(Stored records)
════
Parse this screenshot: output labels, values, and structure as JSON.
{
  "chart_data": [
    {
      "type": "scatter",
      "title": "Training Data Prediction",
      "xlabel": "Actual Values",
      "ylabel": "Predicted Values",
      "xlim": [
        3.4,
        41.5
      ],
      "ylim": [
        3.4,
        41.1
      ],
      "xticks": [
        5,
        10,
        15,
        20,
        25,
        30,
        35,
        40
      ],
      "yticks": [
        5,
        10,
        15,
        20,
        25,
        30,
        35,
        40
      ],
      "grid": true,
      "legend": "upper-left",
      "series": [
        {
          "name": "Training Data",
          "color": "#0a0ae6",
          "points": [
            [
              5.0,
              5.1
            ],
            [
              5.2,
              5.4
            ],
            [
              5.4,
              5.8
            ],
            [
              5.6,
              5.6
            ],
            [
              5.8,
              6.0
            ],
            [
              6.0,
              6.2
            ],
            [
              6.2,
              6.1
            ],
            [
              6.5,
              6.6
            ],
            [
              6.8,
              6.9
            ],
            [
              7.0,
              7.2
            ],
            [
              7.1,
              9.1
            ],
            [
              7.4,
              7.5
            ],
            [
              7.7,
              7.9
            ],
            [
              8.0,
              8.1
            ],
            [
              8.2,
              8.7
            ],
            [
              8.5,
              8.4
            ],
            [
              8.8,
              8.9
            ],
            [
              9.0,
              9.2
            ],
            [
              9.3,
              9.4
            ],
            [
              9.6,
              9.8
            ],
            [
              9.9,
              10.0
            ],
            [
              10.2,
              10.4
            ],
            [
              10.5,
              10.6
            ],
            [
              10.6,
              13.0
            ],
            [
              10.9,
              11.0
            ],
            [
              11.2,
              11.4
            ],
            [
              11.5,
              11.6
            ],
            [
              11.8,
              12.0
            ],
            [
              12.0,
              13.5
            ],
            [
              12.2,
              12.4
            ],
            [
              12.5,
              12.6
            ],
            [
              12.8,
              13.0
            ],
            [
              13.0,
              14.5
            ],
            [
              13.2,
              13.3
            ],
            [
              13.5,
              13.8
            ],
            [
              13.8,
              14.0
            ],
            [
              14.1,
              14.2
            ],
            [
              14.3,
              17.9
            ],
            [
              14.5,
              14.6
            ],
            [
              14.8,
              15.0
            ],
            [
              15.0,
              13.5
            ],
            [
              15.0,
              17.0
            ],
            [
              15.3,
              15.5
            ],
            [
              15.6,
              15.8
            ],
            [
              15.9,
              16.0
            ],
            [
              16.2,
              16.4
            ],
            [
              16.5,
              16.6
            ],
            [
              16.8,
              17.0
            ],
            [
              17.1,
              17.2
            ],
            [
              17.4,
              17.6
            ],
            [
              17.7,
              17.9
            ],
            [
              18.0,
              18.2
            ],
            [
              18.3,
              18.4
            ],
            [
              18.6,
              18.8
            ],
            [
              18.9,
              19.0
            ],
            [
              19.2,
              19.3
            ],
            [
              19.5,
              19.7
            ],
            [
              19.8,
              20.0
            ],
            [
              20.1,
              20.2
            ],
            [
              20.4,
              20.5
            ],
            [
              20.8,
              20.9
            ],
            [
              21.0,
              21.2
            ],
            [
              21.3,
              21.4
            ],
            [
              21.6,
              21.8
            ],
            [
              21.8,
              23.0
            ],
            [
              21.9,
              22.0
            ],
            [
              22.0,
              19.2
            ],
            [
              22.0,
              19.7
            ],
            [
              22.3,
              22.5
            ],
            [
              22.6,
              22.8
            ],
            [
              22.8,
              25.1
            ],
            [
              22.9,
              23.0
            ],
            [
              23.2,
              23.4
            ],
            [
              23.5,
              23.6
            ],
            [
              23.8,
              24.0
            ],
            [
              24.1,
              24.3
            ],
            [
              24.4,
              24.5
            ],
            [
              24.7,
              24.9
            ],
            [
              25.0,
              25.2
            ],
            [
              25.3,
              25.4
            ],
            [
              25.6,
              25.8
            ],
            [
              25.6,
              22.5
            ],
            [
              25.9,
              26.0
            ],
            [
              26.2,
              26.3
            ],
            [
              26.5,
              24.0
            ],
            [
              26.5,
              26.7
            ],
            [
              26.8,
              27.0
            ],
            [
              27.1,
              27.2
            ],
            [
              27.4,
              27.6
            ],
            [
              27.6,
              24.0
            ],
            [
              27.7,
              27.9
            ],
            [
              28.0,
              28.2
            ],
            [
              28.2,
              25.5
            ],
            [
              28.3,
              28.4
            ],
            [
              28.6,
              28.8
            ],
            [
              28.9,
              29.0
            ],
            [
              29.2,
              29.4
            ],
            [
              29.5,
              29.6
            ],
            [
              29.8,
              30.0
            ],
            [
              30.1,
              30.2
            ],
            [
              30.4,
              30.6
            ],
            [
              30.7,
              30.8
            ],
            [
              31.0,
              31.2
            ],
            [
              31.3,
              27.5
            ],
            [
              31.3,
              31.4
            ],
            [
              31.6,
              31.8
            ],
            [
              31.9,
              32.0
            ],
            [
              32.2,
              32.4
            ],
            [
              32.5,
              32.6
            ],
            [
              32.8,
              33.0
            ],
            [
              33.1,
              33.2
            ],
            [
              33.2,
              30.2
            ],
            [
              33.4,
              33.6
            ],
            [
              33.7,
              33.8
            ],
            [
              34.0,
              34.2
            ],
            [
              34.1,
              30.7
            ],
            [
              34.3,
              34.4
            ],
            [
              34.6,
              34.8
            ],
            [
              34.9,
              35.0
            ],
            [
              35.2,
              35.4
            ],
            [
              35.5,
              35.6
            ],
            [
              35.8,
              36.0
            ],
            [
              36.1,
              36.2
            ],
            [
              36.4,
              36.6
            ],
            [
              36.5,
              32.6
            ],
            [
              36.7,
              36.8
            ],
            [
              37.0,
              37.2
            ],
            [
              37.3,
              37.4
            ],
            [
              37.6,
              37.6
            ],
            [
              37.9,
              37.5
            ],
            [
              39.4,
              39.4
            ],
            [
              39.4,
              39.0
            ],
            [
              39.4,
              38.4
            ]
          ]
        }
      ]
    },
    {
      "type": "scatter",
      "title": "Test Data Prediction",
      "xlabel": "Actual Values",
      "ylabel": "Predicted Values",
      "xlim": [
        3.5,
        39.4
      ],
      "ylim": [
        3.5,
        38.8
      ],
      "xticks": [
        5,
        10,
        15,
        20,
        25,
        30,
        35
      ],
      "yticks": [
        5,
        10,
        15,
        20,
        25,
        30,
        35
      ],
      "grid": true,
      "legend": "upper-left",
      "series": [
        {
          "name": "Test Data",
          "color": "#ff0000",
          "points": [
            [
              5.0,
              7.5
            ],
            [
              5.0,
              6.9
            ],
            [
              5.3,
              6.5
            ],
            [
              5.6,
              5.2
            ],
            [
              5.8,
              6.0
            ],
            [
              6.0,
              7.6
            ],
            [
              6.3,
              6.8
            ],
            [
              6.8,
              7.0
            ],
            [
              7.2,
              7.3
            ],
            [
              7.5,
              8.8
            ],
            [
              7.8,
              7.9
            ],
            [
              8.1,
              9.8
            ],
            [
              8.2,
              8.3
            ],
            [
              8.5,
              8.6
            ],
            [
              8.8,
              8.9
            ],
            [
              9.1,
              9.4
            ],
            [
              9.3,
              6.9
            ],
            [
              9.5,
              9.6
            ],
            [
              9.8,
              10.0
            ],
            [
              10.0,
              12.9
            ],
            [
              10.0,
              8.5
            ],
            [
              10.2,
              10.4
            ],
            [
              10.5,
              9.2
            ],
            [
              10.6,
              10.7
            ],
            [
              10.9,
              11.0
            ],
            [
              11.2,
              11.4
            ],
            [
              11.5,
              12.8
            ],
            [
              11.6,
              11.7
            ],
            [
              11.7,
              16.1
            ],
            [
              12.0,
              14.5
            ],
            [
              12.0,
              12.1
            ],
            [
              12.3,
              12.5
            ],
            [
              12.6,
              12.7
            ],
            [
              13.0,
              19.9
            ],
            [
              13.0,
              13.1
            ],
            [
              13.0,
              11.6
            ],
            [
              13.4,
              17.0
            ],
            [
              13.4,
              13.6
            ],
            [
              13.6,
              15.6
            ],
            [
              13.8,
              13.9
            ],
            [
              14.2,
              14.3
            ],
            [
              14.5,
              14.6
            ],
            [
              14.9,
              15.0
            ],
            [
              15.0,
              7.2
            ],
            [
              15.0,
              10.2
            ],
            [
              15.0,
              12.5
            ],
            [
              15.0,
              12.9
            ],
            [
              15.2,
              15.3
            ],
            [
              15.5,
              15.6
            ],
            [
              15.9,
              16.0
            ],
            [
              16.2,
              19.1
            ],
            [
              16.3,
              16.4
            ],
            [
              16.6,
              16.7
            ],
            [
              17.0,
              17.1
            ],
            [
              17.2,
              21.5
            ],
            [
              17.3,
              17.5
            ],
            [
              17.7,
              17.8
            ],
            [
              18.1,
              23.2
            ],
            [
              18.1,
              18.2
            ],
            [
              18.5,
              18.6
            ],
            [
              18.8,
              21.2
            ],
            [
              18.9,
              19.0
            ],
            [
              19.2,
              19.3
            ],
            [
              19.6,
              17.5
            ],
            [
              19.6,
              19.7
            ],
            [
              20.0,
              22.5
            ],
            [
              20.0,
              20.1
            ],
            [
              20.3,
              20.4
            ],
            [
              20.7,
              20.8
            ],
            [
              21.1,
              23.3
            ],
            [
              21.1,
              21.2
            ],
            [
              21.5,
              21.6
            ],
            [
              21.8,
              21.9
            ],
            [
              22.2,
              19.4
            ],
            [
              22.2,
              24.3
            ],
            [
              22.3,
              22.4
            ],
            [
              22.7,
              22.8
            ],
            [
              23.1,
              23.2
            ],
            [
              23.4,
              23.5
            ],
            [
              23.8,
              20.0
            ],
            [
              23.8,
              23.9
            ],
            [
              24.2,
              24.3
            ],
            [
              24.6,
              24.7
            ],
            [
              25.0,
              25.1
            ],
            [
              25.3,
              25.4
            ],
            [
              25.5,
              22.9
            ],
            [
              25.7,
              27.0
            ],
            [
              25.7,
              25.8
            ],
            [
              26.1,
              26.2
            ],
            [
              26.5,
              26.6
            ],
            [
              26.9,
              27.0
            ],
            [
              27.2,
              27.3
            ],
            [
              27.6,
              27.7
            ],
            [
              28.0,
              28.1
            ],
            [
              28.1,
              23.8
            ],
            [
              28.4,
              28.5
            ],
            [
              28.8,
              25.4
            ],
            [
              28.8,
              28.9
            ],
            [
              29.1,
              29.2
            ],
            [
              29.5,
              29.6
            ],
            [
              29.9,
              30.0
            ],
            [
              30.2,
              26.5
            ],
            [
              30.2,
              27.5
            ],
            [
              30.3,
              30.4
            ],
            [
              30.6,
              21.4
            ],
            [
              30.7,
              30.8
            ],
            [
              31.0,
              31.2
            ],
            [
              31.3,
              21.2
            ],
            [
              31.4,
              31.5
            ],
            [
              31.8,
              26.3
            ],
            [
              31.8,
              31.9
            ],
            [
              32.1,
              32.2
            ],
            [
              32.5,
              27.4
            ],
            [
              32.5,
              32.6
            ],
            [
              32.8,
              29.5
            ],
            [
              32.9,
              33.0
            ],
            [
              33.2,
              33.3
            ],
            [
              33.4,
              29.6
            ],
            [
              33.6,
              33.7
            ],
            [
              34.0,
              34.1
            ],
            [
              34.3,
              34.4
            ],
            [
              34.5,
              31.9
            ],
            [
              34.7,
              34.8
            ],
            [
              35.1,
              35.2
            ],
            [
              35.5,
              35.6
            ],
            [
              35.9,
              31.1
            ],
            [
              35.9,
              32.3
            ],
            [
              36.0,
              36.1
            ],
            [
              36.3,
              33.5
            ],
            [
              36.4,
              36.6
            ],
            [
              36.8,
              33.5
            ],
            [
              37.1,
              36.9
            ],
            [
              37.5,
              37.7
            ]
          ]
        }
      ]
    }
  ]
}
════
Directions for this task :: Sift through the entries and copy every line with "title".

Exercise response ::
      "title": "Training Data Prediction",
      "title": "Test Data Prediction",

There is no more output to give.